[Задание] Перепечатайте без изменений часть фрагмента об исповедальной прозе: она начинается со слов «Карамзиным было написано, помимо» и заканчивается словами «отнесся очень активно.».

[Текст для чтения]
● ● ● ● ●
Так вот. «Философические письма» Чаадаева (точнее, первое из писем) Плеханов считал «в своем роде высокохудожественным произведением, значение которого, — добавлял он, — до сих пор еще не оценено во всей его полноте». Очень примечательное заявление. А в работе, посвященной философским взглядам Герцена, Плеханов говорит о философском содержании такого художественного произведения, как «Былое и думы», о мере преодоления в нем «антиномии» и дуализма между субъектом и объектом. В известном смысле можно сказать, конечно, что разрешение означенной антиномии и есть процесс отыскания внутреннего единства общественно-исторического элемента и элемента «личностного» в «Былом и думах» — мучение духа автора. Задача, грубо (естественно, грубо!) говоря, заключалась в том, чтобы соединить исповедальное «я» с «внутренней закономерностью исторического процесса», по выражению Плеханова. И вот стало выясняться, что эти два «начала» в «чистом виде» просто не существуют, неосуществимы творчески.
«Я предпринимаю дело беспримерное, которое не найдет подражателя. Я хочу показать своим собратьям одного человека во всей правде его природы, — и этим человеком буду я».
Так начинается знаменитая «Исповедь» Руссо.
При доработке рукописи Руссо опустил следующий текст: «Никто не может поведать о жизни какого-нибудь человека, кроме него самого… Но… он показывает себя таким, каким хотел бы казаться… Я ставлю Монтеня во главе этих мнимооткровенных людей… Монтень рисует себя похожим, но в профиль. Кто знает, может быть, какой-нибудь шрам на щеке или выколотый глаз на той стороне лица, которую он скрыл от нас, совершенно изменили бы его физиономию?»
Наконец, в начале второй части «Исповеди» Руссо так формулирует свою задачу: «Дать точное представление о моем внутреннем мире во всех обстоятельствах моей жизни. Дать историю своей души… и, чтобы верно написать ее, мне не нужно документов, — мне достаточно… заглянуть поглубже в самого себя».
Это — целая программа.
Понятия «подлинность» и «исповедальность» очень близки в нашем представлении и почти совпадают в применении к литературе.
Странную вещь предложил своим читателям в свое время Карамзин, для которого, к слову, имя Руссо было чуть не священно. Настаивая в «Письмах русского путешественника» на безусловной исповедальности, он представил некую художественную мистификацию. В комментариях Ю. М. Лотмана, к примеру, читаем: «Создавая «Письма», Карамзин использовал и личные впечатления, и книжные источники. Но все это были материалы, из которых Карамзин черпал новое единство идейно-художественного замысла… Лицо Карамзина все время выглядывает из-под маски Путешественника».
Какова же была творческая необходимость подобного рода приема?
Местами «Письма…» читаются как своеобразная модель-миниатюра в жанре условно сентиментальной прелюдии к «Былому и думам» Герцена.
Карамзиным было написано, помимо прочего, одно очень любопытное произведение: «Моя исповедь» — к принципу «исповедальности» Руссо он отнесся очень активно.
Характерен даже тон этого произведения.
● ● ● ● ●
[Подборка материала]
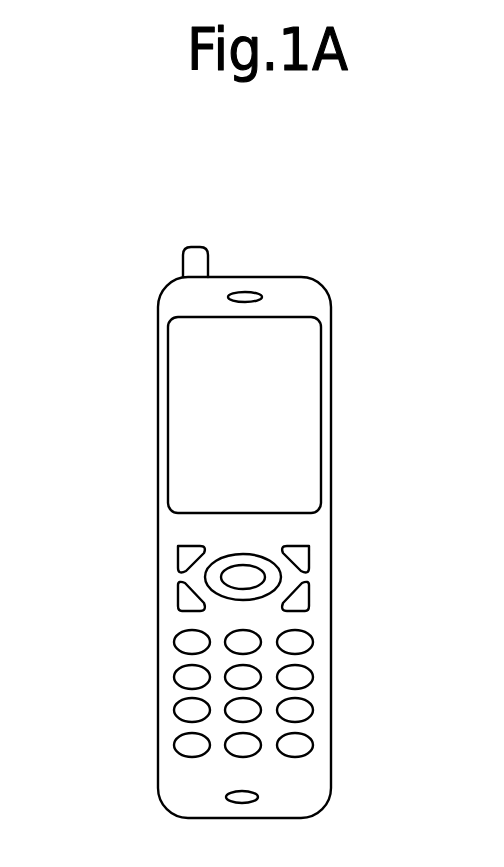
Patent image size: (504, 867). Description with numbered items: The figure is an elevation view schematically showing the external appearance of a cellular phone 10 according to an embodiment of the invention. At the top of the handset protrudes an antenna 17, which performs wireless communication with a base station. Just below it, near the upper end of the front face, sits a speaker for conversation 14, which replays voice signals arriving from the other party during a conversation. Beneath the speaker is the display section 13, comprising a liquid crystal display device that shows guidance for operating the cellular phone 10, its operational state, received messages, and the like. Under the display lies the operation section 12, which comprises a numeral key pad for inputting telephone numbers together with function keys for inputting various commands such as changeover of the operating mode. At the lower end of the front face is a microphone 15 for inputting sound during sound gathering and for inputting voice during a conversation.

The cellular phone 10 is at (317, 198).
The operation section 12 is at (313, 628).
The display section 13 is at (163, 363).
The speaker for conversation 14 is at (258, 296).
The microphone 15 is at (228, 796).
The antenna 17 is at (193, 247).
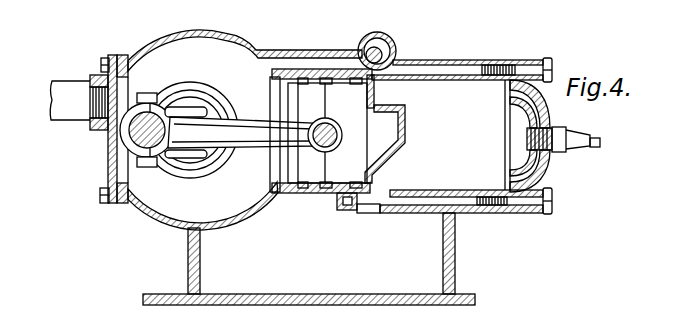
● ● ● ● ●
[Выполненное задание]
Карамзиным было написано, помимо прочего, одно очень любопытное произведение: «Моя исповедь» — к принципу «исповедальности» Руссо он отнесся очень активно.